→ **Study questions**
• 1. For the Opik Optimizer page, state whether each statement agrees with it, answering yes or no and quoting the deciding words: (a) the skill is marked as internal; (b) the first workflow step is running parameter optimization; (c) LLM call parameters are tuned with `optimize_parameter`.
• 2. Swap "Comparing" for "Contrasting" in the Opik Optimizer page, giving the passage that begins at "- Tuning LLM" and stops after "validate placeholder-field alignment.".
• 3. Please carry on the Opik Optimizer page from its last line.

→ **Selected extract**
---
name: opik-optimizer
description: Optimize LLM prompts, tools, and agents in Opik using standardized optimizer workflows (prompt optimization, tool optimization, and parameter tuning), dataset/metric wiring, and result interpretation.
metadata:
  internal: true
---

# Opik Optimizer

## Purpose

Design, run, and interpret Opik Optimizer workflows for prompts, tools, and model parameters with consistent dataset/metric wiring and reproducible evaluation.

## When to use

Use this skill when a user asks for:

- Choosing and configuring Opik Optimizer algorithms for prompt/agent optimization.
- Writing `ChatPrompt`-based optimization runs and custom metric functions.
- Optimizing with tools (function calling or MCP), selected prompt roles, or prompt segments.
- Tuning LLM call parameters with `optimize_parameter`.
- Comparing optimizer outputs and interpreting `OptimizationResult`.

## Workflow

1. Select optimizer strategy (`MetaPromptOptimizer`, `FewShotBayesianOptimizer`, `HRPO`, etc.) based on the target optimization goal.
2. Build prompt/dataset/metric wiring and validate placeholder-field alignment.
3. Run prompt, tool, or parameter optimization with explicit controls (`n_threads`, `n_samples`, `max_trials`, seed).

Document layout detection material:
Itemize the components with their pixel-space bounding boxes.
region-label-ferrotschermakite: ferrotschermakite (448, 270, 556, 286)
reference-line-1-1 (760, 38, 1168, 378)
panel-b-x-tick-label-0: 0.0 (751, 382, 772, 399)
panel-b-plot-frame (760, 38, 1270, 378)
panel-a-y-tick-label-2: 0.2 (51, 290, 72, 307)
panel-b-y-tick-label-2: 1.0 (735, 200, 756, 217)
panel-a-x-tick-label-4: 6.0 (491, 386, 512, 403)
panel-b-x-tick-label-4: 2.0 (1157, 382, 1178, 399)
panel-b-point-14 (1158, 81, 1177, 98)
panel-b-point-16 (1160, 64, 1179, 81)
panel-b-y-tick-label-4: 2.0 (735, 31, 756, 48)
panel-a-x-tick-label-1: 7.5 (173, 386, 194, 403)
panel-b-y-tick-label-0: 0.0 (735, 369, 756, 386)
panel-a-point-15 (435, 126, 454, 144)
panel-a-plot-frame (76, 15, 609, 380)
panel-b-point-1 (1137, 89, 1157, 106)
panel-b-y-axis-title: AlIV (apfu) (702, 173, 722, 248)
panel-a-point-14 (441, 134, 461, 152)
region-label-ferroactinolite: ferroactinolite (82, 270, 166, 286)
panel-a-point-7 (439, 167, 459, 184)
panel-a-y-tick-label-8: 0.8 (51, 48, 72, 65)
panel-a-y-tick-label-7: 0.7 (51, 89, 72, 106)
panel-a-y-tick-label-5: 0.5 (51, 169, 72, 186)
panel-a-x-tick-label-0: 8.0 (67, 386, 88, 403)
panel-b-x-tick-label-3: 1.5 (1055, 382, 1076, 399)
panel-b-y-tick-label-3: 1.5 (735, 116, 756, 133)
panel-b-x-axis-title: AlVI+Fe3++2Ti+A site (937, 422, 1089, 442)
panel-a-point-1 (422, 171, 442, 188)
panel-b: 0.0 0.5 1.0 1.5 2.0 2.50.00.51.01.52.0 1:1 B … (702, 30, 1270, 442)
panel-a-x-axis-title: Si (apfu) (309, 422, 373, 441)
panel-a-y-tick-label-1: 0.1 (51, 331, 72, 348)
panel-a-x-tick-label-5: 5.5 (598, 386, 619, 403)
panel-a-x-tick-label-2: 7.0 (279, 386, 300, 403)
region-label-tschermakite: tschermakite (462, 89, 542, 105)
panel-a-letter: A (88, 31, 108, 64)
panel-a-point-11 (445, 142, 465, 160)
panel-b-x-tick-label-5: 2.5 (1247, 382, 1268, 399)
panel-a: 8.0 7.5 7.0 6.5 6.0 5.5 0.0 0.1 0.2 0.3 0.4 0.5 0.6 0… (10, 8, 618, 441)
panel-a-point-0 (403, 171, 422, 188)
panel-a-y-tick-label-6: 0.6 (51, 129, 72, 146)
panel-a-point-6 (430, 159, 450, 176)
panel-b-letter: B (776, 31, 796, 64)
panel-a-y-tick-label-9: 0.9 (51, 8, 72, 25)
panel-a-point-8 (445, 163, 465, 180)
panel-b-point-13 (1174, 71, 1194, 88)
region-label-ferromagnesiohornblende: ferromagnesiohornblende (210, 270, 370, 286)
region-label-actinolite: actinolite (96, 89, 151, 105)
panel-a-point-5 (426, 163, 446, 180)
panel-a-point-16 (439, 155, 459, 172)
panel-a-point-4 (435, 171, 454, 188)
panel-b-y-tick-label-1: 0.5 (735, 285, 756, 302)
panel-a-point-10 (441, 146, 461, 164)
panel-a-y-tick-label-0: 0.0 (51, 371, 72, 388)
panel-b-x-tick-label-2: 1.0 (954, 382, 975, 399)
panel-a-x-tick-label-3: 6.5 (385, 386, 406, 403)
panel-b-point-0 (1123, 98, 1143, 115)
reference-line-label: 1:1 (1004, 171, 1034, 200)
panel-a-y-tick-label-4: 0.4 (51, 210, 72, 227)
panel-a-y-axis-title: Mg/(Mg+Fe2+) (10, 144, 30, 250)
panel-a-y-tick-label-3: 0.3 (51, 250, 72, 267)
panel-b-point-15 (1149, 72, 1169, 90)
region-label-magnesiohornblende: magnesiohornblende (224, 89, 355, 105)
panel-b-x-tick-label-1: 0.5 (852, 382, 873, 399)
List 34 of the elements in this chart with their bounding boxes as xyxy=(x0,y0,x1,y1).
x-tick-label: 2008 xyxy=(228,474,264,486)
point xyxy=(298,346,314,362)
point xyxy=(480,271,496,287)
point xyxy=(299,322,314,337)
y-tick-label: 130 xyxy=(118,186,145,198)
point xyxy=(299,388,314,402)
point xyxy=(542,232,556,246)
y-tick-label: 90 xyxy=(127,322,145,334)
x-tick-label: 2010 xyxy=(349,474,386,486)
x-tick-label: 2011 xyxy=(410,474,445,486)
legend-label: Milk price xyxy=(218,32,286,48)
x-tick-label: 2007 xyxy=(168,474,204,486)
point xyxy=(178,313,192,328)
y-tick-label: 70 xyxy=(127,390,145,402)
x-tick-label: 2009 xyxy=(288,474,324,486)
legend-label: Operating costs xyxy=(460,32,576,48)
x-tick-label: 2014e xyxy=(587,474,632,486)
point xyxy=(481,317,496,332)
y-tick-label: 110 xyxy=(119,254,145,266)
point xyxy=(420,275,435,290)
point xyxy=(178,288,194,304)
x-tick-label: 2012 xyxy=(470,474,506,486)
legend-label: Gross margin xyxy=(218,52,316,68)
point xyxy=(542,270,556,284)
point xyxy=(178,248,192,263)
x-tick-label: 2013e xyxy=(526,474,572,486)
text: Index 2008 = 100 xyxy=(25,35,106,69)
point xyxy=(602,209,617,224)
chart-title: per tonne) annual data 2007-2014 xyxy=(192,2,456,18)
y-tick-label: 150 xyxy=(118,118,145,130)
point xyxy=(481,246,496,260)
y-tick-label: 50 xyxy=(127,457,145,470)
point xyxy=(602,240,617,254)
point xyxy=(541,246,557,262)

→ **Answers to the exercise**
• 1.
(a) Yes: "internal: true"
(b) No: "1. Select optimizer strategy"
(c) Yes: "Tuning LLM call parameters with `optimize_parameter`."

• 2.
- Tuning LLM call parameters with `optimize_parameter`.
- Contrasting optimizer outputs and interpreting `OptimizationResult`.

## Workflow

1. Select optimizer strategy (`MetaPromptOptimizer`, `FewShotBayesianOptimizer`, `HRPO`, etc.) based on the target optimization goal.
2. Build prompt/dataset/metric wiring and validate placeholder-field alignment.

• 3.
4. Inspect `OptimizationResult` and compare score deltas against initial baselines.
5. Summarize recommendations, risks, and next experiments.

## Inputs

- Target optimization objective (prompt/tool/parameter) and success metric.
- Dataset source and expected schema fields.
- Model/provider constraints and runtime limits.
- Optional scope constraints (`optimize_prompts` segments, tool fields, project names).

## Outputs

- Optimizer run configuration and rationale.
- Result interpretation (`score`, `initial_score`, history trends).
- Recommended next changes and follow-up experiment plan.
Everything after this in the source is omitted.